Objective: Find and copy each line of the records where the string "Menerima" shows up.
## Begin Recorded data
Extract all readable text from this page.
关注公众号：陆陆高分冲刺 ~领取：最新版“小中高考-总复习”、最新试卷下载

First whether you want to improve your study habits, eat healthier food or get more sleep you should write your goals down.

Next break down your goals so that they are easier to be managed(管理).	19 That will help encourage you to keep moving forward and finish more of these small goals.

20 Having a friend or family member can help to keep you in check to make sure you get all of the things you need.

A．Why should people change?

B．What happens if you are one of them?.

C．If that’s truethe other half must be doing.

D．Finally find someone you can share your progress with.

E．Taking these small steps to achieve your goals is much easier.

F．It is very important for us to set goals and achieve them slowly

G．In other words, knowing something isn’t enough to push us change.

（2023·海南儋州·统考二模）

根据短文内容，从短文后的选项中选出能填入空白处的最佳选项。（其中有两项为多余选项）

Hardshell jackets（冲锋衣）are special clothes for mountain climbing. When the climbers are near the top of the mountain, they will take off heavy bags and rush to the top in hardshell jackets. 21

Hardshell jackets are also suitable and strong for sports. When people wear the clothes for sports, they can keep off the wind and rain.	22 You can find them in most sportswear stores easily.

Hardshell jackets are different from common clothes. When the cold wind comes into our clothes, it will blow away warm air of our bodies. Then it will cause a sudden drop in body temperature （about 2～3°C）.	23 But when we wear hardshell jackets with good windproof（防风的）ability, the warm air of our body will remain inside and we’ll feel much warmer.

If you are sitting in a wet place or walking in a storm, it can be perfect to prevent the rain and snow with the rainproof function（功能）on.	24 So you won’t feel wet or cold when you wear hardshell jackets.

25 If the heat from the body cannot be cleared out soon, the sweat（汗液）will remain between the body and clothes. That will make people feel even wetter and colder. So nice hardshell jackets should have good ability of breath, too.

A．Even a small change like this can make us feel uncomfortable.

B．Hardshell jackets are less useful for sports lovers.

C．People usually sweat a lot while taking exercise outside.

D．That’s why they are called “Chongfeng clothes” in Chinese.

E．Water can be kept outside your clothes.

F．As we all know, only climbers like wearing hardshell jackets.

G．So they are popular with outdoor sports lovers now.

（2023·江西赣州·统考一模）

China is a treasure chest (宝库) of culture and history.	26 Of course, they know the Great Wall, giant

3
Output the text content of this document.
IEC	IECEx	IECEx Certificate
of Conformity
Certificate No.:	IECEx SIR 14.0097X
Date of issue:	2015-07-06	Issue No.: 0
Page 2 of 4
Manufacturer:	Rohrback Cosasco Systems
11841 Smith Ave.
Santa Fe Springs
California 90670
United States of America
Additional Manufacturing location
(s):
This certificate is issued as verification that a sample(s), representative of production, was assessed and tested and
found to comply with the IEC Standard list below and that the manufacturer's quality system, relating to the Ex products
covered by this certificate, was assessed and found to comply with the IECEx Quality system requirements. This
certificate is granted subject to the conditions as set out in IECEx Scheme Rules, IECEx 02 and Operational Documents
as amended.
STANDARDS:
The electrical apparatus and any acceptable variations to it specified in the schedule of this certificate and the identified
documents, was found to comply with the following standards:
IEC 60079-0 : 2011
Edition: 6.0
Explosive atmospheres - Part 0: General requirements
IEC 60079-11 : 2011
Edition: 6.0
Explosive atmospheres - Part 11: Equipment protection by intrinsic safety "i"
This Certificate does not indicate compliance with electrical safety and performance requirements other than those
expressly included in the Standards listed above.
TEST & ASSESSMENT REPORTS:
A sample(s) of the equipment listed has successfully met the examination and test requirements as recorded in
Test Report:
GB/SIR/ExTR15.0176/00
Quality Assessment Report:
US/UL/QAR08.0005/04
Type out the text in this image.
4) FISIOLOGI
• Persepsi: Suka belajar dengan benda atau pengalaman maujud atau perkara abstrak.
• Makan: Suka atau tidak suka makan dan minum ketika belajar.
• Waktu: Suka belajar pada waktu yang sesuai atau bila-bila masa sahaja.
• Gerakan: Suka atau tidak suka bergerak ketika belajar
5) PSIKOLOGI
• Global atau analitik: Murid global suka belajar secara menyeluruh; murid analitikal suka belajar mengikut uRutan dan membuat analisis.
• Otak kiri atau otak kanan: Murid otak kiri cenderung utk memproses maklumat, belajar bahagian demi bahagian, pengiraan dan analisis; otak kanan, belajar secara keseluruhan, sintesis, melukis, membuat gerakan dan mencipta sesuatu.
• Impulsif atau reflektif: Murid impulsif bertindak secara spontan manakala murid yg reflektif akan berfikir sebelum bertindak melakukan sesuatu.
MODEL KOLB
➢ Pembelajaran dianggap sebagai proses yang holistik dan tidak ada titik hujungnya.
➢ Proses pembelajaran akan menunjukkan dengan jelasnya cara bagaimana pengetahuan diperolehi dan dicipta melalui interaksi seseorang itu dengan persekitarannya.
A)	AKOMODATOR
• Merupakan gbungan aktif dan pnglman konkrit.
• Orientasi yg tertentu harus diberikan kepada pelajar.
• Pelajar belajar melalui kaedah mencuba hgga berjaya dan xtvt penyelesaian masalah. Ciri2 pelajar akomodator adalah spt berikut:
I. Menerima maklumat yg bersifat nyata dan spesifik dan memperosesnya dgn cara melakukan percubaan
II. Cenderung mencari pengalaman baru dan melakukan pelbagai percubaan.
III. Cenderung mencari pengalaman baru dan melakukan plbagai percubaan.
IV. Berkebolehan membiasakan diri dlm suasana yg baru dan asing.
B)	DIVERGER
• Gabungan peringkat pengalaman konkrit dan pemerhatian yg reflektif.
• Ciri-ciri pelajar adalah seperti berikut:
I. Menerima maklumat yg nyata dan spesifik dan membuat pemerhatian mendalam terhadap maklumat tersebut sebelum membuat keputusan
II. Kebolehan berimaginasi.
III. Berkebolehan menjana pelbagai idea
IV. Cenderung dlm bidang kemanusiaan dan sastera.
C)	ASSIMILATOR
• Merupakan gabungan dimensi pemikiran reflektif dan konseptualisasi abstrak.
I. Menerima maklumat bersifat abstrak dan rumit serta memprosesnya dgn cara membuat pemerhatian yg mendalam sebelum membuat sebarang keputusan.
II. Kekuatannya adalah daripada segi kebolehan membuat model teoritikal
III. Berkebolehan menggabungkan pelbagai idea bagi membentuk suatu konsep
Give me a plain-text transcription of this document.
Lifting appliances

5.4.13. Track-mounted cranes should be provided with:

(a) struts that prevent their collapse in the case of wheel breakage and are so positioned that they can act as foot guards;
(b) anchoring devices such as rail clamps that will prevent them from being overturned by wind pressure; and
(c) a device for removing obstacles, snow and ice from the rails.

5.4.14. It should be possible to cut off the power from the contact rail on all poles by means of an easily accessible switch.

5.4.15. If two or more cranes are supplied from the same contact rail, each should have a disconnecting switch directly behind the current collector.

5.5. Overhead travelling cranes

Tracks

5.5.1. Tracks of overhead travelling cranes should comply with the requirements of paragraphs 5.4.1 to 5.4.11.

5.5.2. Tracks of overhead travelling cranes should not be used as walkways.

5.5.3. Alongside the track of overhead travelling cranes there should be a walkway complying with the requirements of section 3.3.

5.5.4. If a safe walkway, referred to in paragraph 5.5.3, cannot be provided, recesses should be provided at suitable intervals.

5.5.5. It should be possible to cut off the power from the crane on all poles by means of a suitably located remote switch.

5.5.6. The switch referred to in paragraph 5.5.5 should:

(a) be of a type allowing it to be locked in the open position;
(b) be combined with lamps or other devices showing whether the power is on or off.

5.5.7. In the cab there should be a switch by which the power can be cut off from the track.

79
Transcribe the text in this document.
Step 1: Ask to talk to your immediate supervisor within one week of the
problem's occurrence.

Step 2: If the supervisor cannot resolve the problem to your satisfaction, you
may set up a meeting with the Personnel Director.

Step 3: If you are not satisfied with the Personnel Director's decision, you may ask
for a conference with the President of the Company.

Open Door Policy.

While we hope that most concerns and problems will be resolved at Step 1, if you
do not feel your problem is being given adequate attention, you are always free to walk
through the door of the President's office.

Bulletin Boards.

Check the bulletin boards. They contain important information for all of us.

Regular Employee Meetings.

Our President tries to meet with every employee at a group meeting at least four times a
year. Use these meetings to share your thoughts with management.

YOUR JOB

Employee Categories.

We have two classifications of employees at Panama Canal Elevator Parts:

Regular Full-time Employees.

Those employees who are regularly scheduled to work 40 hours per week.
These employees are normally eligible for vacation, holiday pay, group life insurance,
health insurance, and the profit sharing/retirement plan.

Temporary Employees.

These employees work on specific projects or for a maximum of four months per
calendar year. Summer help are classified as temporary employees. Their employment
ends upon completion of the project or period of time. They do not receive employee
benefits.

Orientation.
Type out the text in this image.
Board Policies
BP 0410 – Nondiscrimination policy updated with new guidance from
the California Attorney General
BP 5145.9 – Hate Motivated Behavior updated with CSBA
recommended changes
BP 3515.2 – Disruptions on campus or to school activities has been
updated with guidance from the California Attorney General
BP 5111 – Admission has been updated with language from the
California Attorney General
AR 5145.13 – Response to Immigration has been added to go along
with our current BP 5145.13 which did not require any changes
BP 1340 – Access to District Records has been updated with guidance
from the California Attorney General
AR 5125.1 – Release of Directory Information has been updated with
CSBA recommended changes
## End Recorded data
Exercise result:
I. Menerima maklumat yg bersifat nyata dan spesifik dan memperosesnya dgn cara melakukan percubaan
I. Menerima maklumat yg nyata dan spesifik dan membuat pemerhatian mendalam terhadap maklumat tersebut sebelum membuat keputusan
I. Menerima maklumat bersifat abstrak dan rumit serta memprosesnya dgn cara membuat pemerhatian yg mendalam sebelum membuat sebarang keputusan.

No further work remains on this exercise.